# [TASK DETAILS]
Quote the listing below in its entirety, omitting every image.

# [EXTRACTED MATERIAL]

== == ==

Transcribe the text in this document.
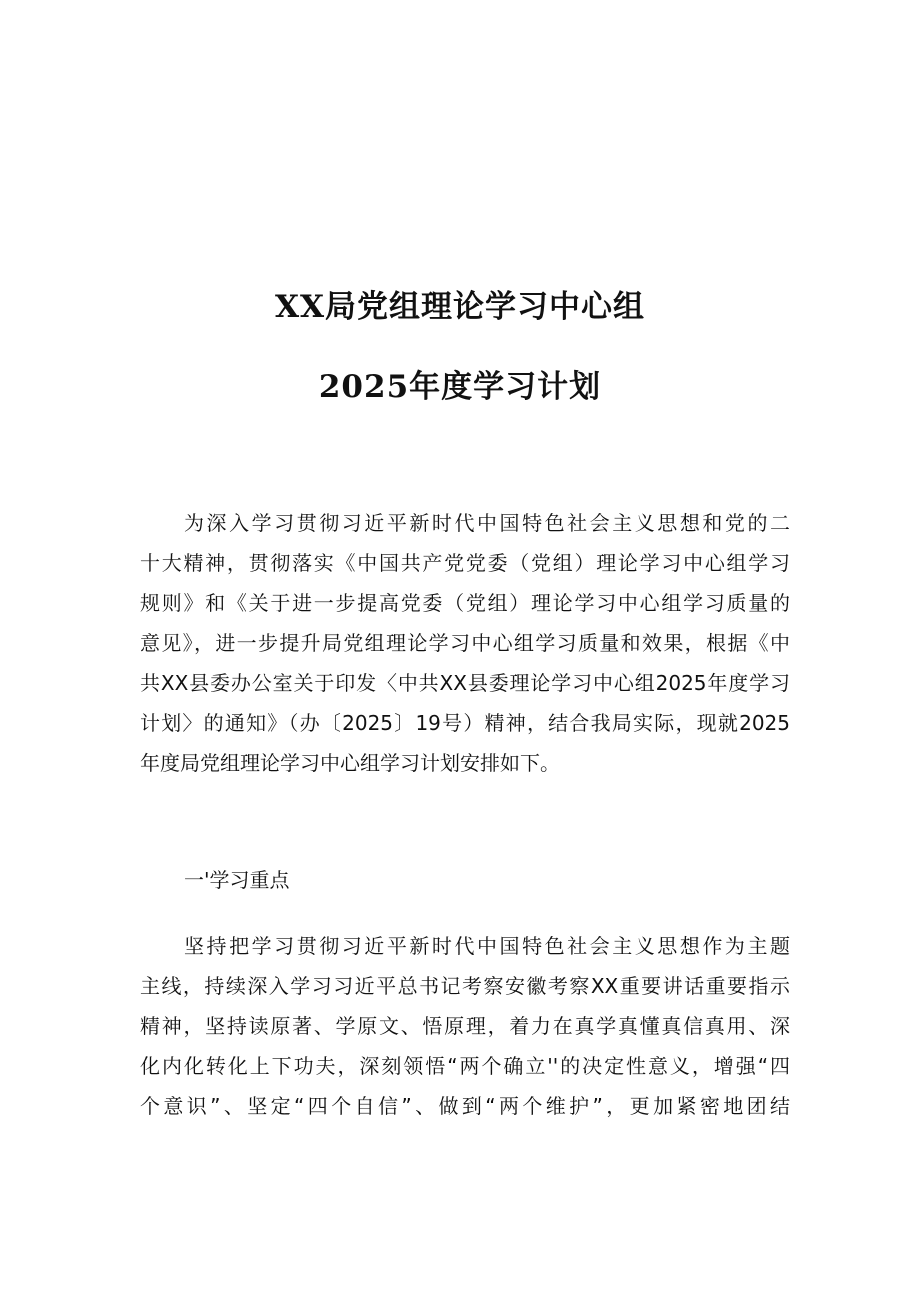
XX局党组理论学习中心组
2025年度学习计划
为深入学习贯彻习近平新时代中国特色社会主义思想和党的二
十大精神，贯彻落实《中国共产党党委（党组）理论学习中心组学习
规则》和《关于进一步提高党委（党组）理论学习中心组学习质量的
意见》，进一步提升局党组理论学习中心组学习质量和效果，根据《中
共XX县委办公室关于印发〈中共XX县委理论学习中心组2025年度学习
计划〉的通知》（办〔2025〕19号）精神，结合我局实际，现就2025
年度局党组理论学习中心组学习计划安排如下。
一'学习重点
坚持把学习贯彻习近平新时代中国特色社会主义思想作为主题
主线，持续深入学习习近平总书记考察安徽考察XX重要讲话重要指示
精神，坚持读原著、学原文、悟原理，着力在真学真懂真信真用、深
化内化转化上下功夫，深刻领悟“两个确立''的决定性意义，增强“四
个意识”、坚定“四个自信”、做到“两个维护”，更加紧密地团结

== == ==

# [WRITTEN SOLUTION]
Transcribe the text in this document.
XX局党组理论学习中心组
2025年度学习计划
为深入学习贯彻习近平新时代中国特色社会主义思想和党的二
十大精神，贯彻落实《中国共产党党委（党组）理论学习中心组学习
规则》和《关于进一步提高党委（党组）理论学习中心组学习质量的
意见》，进一步提升局党组理论学习中心组学习质量和效果，根据《中
共XX县委办公室关于印发〈中共XX县委理论学习中心组2025年度学习
计划〉的通知》（办〔2025〕19号）精神，结合我局实际，现就2025
年度局党组理论学习中心组学习计划安排如下。
一'学习重点
坚持把学习贯彻习近平新时代中国特色社会主义思想作为主题
主线，持续深入学习习近平总书记考察安徽考察XX重要讲话重要指示
精神，坚持读原著、学原文、悟原理，着力在真学真懂真信真用、深
化内化转化上下功夫，深刻领悟“两个确立''的决定性意义，增强“四
个意识”、坚定“四个自信”、做到“两个维护”，更加紧密地团结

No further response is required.